● Exercise objective: Output the material exactly, but drop every image it holds.

Saved entries
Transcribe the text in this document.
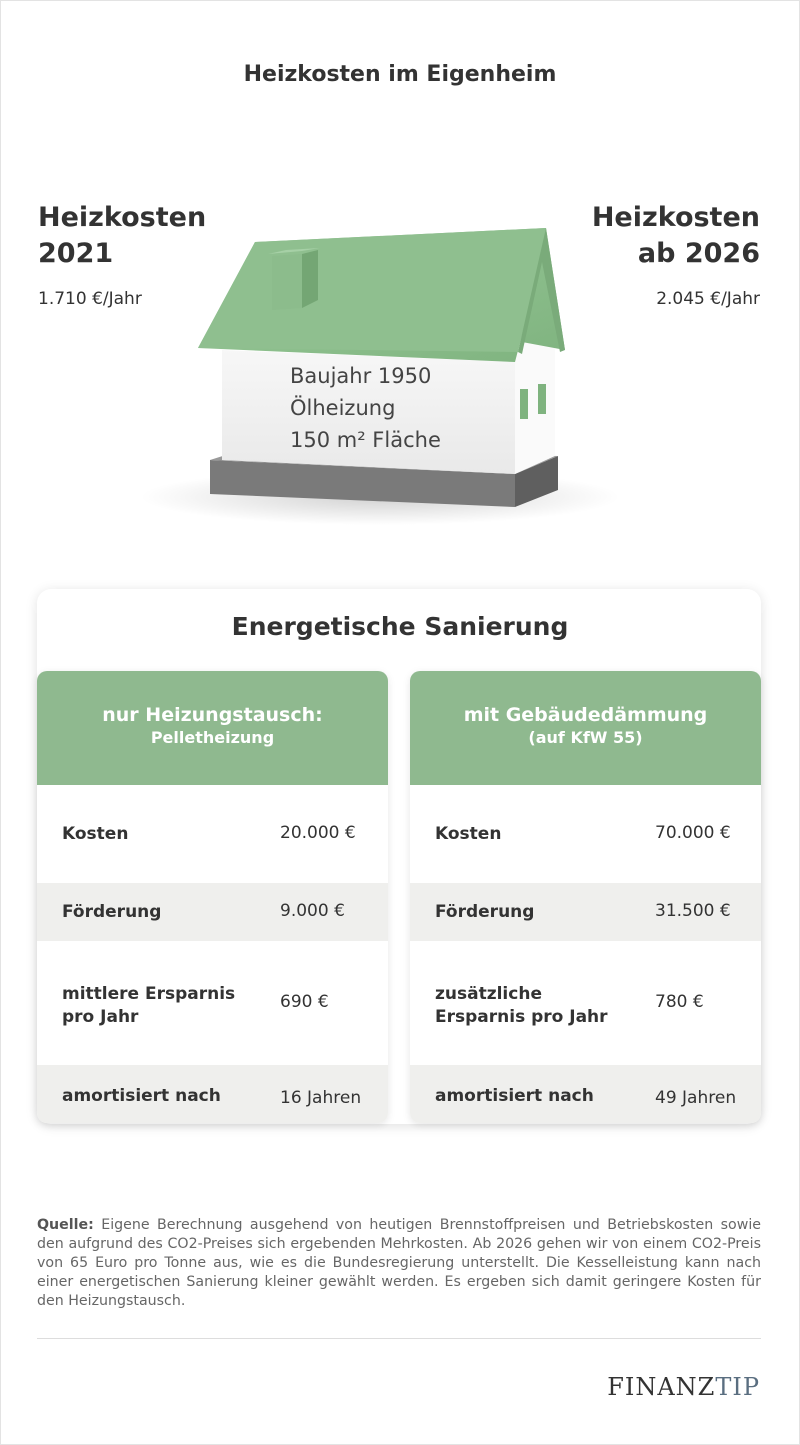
Heizkosten im Eigenheim
Heizkosten
2021
1.710 €/Jahr
Heizkosten
ab 2026
2.045 €/Jahr
Baujahr 1950
Ölheizung
150 m² Fläche
Energetische Sanierung
nur Heizungstausch:
Pelletheizung
Kosten	20.000 €
Förderung	9.000 €
mittlere Ersparnis
pro Jahr
690 €
amortisiert nach	16 Jahren
mit Gebäudedämmung
(auf KfW 55)
Kosten	70.000 €
Förderung	31.500 €
zusätzliche
Ersparnis pro Jahr
780 €
amortisiert nach	49 Jahren

Quelle: Eigene Berechnung ausgehend von heutigen Brennstoffpreisen und Betriebskosten sowie den aufgrund des CO2-Preises sich ergebenden Mehrkosten. Ab 2026 gehen wir von einem CO2-Preis von 65 Euro pro Tonne aus, wie es die Bundesregierung unterstellt. Die Kesselleistung kann nach einer energetischen Sanierung kleiner gewählt werden. Es ergeben sich damit geringere Kosten für den Heizungstausch.

FINANZTIP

● Exercise answer:
Transcribe the text in this document.
Heizkosten im Eigenheim
Heizkosten
2021
1.710 €/Jahr
Heizkosten
ab 2026
2.045 €/Jahr
Baujahr 1950
Ölheizung
150 m² Fläche
Energetische Sanierung
nur Heizungstausch:
Pelletheizung
Kosten	20.000 €
Förderung	9.000 €
mittlere Ersparnis
pro Jahr
690 €
amortisiert nach	16 Jahren
mit Gebäudedämmung
(auf KfW 55)
Kosten	70.000 €
Förderung	31.500 €
zusätzliche
Ersparnis pro Jahr
780 €
amortisiert nach	49 Jahren

Quelle: Eigene Berechnung ausgehend von heutigen Brennstoffpreisen und Betriebskosten sowie den aufgrund des CO2-Preises sich ergebenden Mehrkosten. Ab 2026 gehen wir von einem CO2-Preis von 65 Euro pro Tonne aus, wie es die Bundesregierung unterstellt. Die Kesselleistung kann nach einer energetischen Sanierung kleiner gewählt werden. Es ergeben sich damit geringere Kosten für den Heizungstausch.

FINANZTIP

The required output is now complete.